Copy each line below in which the string "true" occurs.

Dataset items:
^^^^^^^^
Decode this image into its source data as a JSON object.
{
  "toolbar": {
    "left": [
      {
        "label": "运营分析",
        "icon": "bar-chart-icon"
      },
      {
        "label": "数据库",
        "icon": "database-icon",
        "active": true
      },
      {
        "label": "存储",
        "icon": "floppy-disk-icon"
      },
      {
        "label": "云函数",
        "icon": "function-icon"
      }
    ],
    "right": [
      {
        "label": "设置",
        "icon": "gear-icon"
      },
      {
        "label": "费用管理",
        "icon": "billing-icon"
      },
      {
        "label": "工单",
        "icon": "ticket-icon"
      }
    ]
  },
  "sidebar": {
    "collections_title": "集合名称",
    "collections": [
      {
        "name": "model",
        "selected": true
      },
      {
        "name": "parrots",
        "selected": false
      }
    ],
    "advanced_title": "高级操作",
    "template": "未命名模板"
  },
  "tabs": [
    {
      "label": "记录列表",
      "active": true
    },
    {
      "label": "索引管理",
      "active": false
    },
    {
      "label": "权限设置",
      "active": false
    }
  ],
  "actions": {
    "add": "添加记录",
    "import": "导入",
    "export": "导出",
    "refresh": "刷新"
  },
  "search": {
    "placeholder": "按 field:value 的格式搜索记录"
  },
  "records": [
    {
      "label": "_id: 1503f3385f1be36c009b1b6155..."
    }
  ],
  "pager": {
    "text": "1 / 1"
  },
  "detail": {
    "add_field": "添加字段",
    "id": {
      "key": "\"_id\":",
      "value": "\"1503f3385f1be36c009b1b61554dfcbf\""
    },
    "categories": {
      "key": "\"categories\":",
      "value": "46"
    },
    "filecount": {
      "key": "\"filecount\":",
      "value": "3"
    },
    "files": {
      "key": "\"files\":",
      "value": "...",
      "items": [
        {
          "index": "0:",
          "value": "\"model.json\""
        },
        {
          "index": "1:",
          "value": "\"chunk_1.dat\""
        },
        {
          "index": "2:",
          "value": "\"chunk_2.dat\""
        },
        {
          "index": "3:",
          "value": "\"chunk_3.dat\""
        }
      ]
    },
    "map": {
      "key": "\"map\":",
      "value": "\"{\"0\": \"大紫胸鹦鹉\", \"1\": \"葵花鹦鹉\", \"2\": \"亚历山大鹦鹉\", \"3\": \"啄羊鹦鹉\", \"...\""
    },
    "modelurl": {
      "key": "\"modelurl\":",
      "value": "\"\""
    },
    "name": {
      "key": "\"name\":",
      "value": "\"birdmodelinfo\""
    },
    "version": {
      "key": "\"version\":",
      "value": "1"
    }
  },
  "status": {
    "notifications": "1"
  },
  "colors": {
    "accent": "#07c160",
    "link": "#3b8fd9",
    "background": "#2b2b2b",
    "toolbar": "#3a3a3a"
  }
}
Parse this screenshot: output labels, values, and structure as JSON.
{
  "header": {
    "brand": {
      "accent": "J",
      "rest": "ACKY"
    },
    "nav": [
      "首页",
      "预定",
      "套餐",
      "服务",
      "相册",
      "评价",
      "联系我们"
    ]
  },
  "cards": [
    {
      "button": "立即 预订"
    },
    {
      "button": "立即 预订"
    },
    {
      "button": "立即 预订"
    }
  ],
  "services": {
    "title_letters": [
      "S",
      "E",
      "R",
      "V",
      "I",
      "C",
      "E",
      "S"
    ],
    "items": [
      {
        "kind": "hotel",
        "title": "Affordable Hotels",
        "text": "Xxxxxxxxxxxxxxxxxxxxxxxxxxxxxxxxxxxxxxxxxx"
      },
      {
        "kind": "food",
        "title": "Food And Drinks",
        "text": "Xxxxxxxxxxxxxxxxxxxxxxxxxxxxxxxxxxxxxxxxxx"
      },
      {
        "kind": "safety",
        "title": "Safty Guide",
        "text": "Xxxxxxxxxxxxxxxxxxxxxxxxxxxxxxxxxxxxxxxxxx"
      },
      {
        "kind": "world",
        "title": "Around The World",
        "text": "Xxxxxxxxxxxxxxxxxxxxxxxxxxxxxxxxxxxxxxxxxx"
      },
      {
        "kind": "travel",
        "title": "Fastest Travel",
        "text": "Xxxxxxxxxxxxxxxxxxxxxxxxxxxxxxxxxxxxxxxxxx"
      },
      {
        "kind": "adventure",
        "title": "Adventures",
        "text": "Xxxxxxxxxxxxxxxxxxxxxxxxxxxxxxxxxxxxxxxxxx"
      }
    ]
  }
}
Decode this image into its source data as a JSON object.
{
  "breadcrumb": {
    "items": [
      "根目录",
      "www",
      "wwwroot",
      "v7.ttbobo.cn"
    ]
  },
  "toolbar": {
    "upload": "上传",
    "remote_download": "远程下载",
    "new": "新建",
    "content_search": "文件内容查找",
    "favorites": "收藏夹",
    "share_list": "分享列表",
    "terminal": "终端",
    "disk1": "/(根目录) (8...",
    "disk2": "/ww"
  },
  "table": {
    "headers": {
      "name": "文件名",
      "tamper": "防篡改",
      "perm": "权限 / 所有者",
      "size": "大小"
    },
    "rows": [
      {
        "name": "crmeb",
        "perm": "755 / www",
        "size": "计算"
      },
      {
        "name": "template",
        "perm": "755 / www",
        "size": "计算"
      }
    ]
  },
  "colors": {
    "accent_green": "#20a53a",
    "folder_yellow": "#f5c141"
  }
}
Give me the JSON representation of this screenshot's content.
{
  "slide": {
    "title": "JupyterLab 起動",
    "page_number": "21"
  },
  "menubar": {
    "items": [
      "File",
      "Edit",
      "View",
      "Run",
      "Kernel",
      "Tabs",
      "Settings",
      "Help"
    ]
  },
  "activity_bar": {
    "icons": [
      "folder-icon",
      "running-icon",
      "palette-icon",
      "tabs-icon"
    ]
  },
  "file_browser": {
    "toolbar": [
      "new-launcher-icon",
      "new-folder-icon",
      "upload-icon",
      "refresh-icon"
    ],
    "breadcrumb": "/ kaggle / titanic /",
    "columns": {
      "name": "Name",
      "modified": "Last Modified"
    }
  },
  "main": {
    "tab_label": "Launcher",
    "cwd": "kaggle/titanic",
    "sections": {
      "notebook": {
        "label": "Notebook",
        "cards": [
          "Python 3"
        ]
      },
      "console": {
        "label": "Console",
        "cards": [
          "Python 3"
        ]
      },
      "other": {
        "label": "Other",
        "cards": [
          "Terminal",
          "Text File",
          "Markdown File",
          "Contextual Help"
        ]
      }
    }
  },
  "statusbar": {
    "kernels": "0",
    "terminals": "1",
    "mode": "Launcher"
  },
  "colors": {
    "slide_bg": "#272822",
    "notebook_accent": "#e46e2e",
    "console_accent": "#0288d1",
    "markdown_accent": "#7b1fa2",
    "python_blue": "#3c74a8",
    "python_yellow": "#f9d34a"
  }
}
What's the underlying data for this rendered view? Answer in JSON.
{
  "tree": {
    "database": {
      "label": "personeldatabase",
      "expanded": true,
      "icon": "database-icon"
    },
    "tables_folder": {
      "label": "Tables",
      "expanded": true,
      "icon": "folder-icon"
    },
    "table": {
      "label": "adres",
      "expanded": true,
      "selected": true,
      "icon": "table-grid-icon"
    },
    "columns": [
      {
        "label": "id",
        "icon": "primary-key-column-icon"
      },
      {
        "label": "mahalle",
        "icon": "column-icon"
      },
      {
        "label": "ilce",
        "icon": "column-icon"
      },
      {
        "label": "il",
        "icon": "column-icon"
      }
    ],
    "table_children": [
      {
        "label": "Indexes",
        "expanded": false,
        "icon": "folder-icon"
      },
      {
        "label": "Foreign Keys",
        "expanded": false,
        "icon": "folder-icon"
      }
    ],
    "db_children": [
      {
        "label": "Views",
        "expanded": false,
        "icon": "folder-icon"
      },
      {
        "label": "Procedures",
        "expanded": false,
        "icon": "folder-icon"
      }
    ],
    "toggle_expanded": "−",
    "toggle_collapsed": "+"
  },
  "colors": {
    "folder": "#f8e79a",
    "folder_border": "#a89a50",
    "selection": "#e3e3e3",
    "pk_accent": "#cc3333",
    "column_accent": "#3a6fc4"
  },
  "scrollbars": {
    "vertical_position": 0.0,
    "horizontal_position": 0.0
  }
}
^^^^^^^^
- RESULT OF THIS TASK
        "active": true
        "selected": true
      "active": true
      "expanded": true,
      "expanded": true,
      "expanded": true,
      "selected": true,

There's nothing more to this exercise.